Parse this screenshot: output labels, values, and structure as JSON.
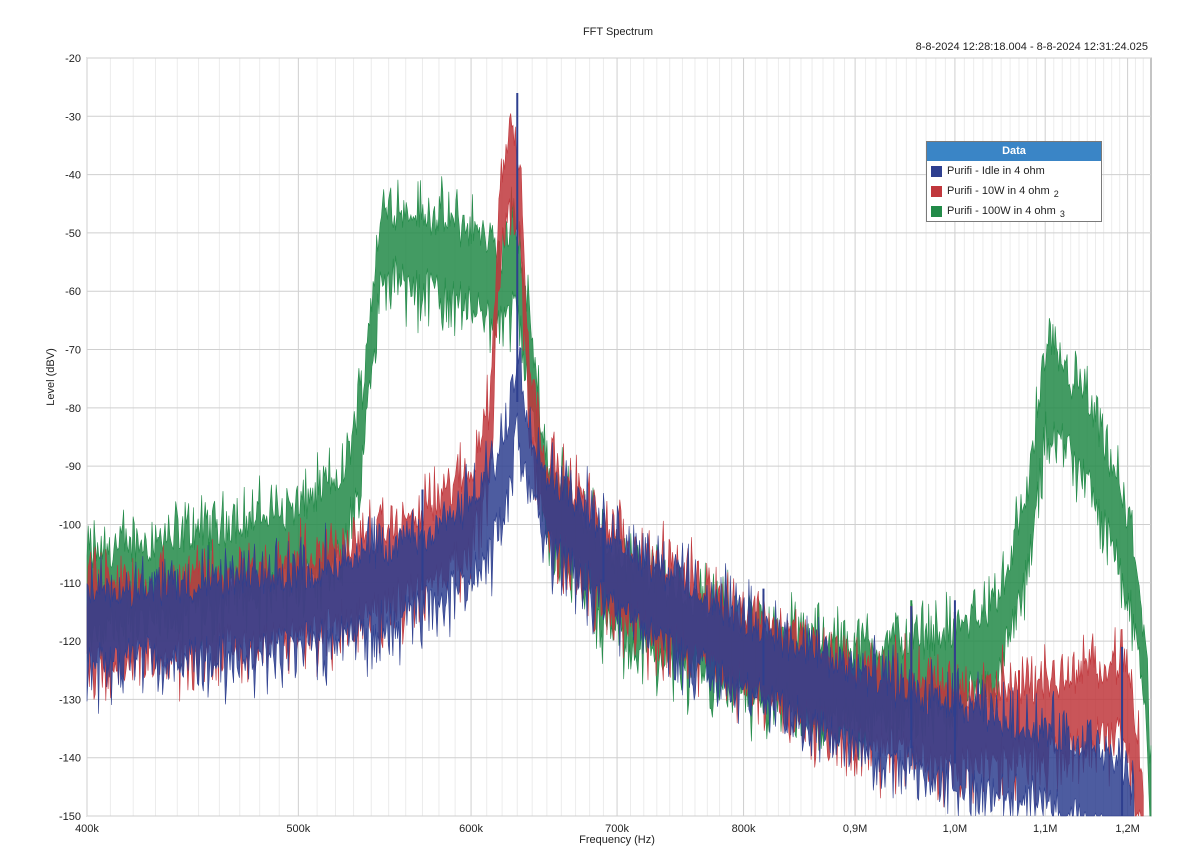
{
  "chart_data": {
    "type": "line",
    "title": "FFT Spectrum",
    "timestamp": "8-8-2024 12:28:18.004 - 8-8-2024 12:31:24.025",
    "xlabel": "Frequency (Hz)",
    "ylabel": "Level (dBV)",
    "x_scale": "log",
    "xlim": [
      400000,
      1230000
    ],
    "ylim": [
      -150,
      -20
    ],
    "x_ticks": [
      {
        "value": 400000,
        "label": "400k"
      },
      {
        "value": 500000,
        "label": "500k"
      },
      {
        "value": 600000,
        "label": "600k"
      },
      {
        "value": 700000,
        "label": "700k"
      },
      {
        "value": 800000,
        "label": "800k"
      },
      {
        "value": 900000,
        "label": "0,9M"
      },
      {
        "value": 1000000,
        "label": "1,0M"
      },
      {
        "value": 1100000,
        "label": "1,1M"
      },
      {
        "value": 1200000,
        "label": "1,2M"
      }
    ],
    "y_ticks": [
      -20,
      -30,
      -40,
      -50,
      -60,
      -70,
      -80,
      -90,
      -100,
      -110,
      -120,
      -130,
      -140,
      -150
    ],
    "grid": true,
    "legend_title": "Data",
    "legend_position": "top-right",
    "series": [
      {
        "name": "Purifi - Idle in 4 ohm",
        "index": "",
        "color": "#2e3f8f",
        "envelope": [
          [
            400000,
            -117
          ],
          [
            450000,
            -116
          ],
          [
            500000,
            -114
          ],
          [
            550000,
            -110
          ],
          [
            580000,
            -106
          ],
          [
            600000,
            -102
          ],
          [
            615000,
            -96
          ],
          [
            625000,
            -87
          ],
          [
            630000,
            -75
          ],
          [
            635000,
            -85
          ],
          [
            650000,
            -97
          ],
          [
            700000,
            -108
          ],
          [
            800000,
            -122
          ],
          [
            900000,
            -131
          ],
          [
            1000000,
            -137
          ],
          [
            1100000,
            -141
          ],
          [
            1150000,
            -144
          ],
          [
            1200000,
            -148
          ],
          [
            1208000,
            -150
          ]
        ],
        "spurs": [
          [
            570000,
            -94
          ],
          [
            630000,
            -26
          ],
          [
            690000,
            -98
          ],
          [
            817000,
            -111
          ],
          [
            955000,
            -114
          ],
          [
            1000000,
            -113
          ],
          [
            1193000,
            -121
          ]
        ]
      },
      {
        "name": "Purifi - 10W in 4 ohm",
        "index": "2",
        "color": "#c0373c",
        "envelope": [
          [
            400000,
            -117
          ],
          [
            450000,
            -115
          ],
          [
            500000,
            -112
          ],
          [
            550000,
            -107
          ],
          [
            580000,
            -102
          ],
          [
            600000,
            -96
          ],
          [
            612000,
            -85
          ],
          [
            618000,
            -50
          ],
          [
            625000,
            -38
          ],
          [
            632000,
            -44
          ],
          [
            638000,
            -78
          ],
          [
            650000,
            -95
          ],
          [
            700000,
            -108
          ],
          [
            800000,
            -121
          ],
          [
            900000,
            -130
          ],
          [
            1000000,
            -134
          ],
          [
            1100000,
            -133
          ],
          [
            1150000,
            -131
          ],
          [
            1190000,
            -129
          ],
          [
            1200000,
            -131
          ],
          [
            1220000,
            -150
          ]
        ],
        "spurs": [
          [
            570000,
            -100
          ],
          [
            817000,
            -112
          ],
          [
            955000,
            -114
          ],
          [
            1000000,
            -115
          ],
          [
            1070000,
            -125
          ],
          [
            1193000,
            -121
          ]
        ]
      },
      {
        "name": "Purifi - 100W in 4 ohm",
        "index": "3",
        "color": "#228a48",
        "envelope": [
          [
            400000,
            -111
          ],
          [
            450000,
            -107
          ],
          [
            500000,
            -103
          ],
          [
            525000,
            -97
          ],
          [
            535000,
            -82
          ],
          [
            545000,
            -54
          ],
          [
            552000,
            -51
          ],
          [
            560000,
            -52
          ],
          [
            600000,
            -55
          ],
          [
            610000,
            -57
          ],
          [
            620000,
            -60
          ],
          [
            628000,
            -53
          ],
          [
            635000,
            -65
          ],
          [
            650000,
            -95
          ],
          [
            700000,
            -112
          ],
          [
            800000,
            -122
          ],
          [
            850000,
            -125
          ],
          [
            900000,
            -127
          ],
          [
            1000000,
            -124
          ],
          [
            1050000,
            -118
          ],
          [
            1080000,
            -100
          ],
          [
            1100000,
            -76
          ],
          [
            1120000,
            -79
          ],
          [
            1150000,
            -85
          ],
          [
            1190000,
            -100
          ],
          [
            1210000,
            -110
          ],
          [
            1225000,
            -130
          ],
          [
            1230000,
            -150
          ]
        ],
        "spurs": [
          [
            455000,
            -103
          ],
          [
            817000,
            -120
          ],
          [
            955000,
            -113
          ],
          [
            1000000,
            -115
          ]
        ]
      }
    ]
  }
}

■ **TO DO**
Go through the listing above and pull out each line containing the word "Purifi".

■ **ANSWER BELOW**
        "name": "Purifi - Idle in 4 ohm",
        "name": "Purifi - 10W in 4 ohm",
        "name": "Purifi - 100W in 4 ohm",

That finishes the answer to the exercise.